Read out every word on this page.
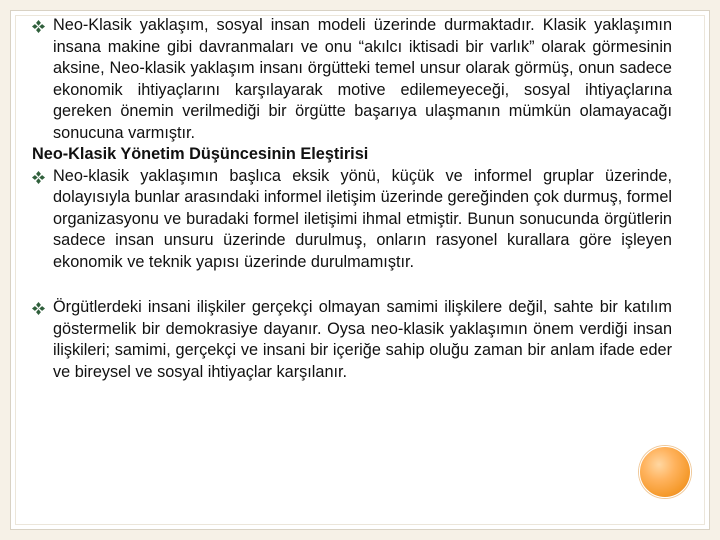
Neo-Klasik yaklaşım, sosyal insan modeli üzerinde durmaktadır. Klasik yaklaşımın insana makine gibi davranmaları ve onu “akılcı iktisadi bir varlık” olarak görmesinin aksine, Neo-klasik yaklaşım insanı örgütteki temel unsur olarak görmüş, onun sadece ekonomik ihtiyaçlarını karşılayarak motive edilemeyeceği, sosyal ihtiyaçlarına gereken önemin verilmediği bir örgütte başarıya ulaşmanın mümkün olamayacağı sonucuna varmıştır.

Neo-Klasik Yönetim Düşüncesinin Eleştirisi

Neo-klasik yaklaşımın başlıca eksik yönü, küçük ve informel gruplar üzerinde, dolayısıyla bunlar arasındaki informel iletişim üzerinde gereğinden çok durmuş, formel organizasyonu ve buradaki formel iletişimi ihmal etmiştir. Bunun sonucunda örgütlerin sadece insan unsuru üzerinde durulmuş, onların rasyonel kurallara göre işleyen ekonomik ve teknik yapısı üzerinde durulmamıştır.

Örgütlerdeki insani ilişkiler gerçekçi olmayan samimi ilişkilere değil, sahte bir katılım göstermelik bir demokrasiye dayanır. Oysa neo-klasik yaklaşımın önem verdiği insan ilişkileri; samimi, gerçekçi ve insani bir içeriğe sahip oluğu zaman bir anlam ifade eder ve bireysel ve sosyal ihtiyaçlar karşılanır.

### Stated task:
Copy the records exactly. Skip the pictures.

### Answer to this problem:
Read out every word on this page.
Neo-Klasik yaklaşım, sosyal insan modeli üzerinde durmaktadır. Klasik yaklaşımın insana makine gibi davranmaları ve onu “akılcı iktisadi bir varlık” olarak görmesinin aksine, Neo-klasik yaklaşım insanı örgütteki temel unsur olarak görmüş, onun sadece ekonomik ihtiyaçlarını karşılayarak motive edilemeyeceği, sosyal ihtiyaçlarına gereken önemin verilmediği bir örgütte başarıya ulaşmanın mümkün olamayacağı sonucuna varmıştır.

Neo-Klasik Yönetim Düşüncesinin Eleştirisi

Neo-klasik yaklaşımın başlıca eksik yönü, küçük ve informel gruplar üzerinde, dolayısıyla bunlar arasındaki informel iletişim üzerinde gereğinden çok durmuş, formel organizasyonu ve buradaki formel iletişimi ihmal etmiştir. Bunun sonucunda örgütlerin sadece insan unsuru üzerinde durulmuş, onların rasyonel kurallara göre işleyen ekonomik ve teknik yapısı üzerinde durulmamıştır.

Örgütlerdeki insani ilişkiler gerçekçi olmayan samimi ilişkilere değil, sahte bir katılım göstermelik bir demokrasiye dayanır. Oysa neo-klasik yaklaşımın önem verdiği insan ilişkileri; samimi, gerçekçi ve insani bir içeriğe sahip oluğu zaman bir anlam ifade eder ve bireysel ve sosyal ihtiyaçlar karşılanır.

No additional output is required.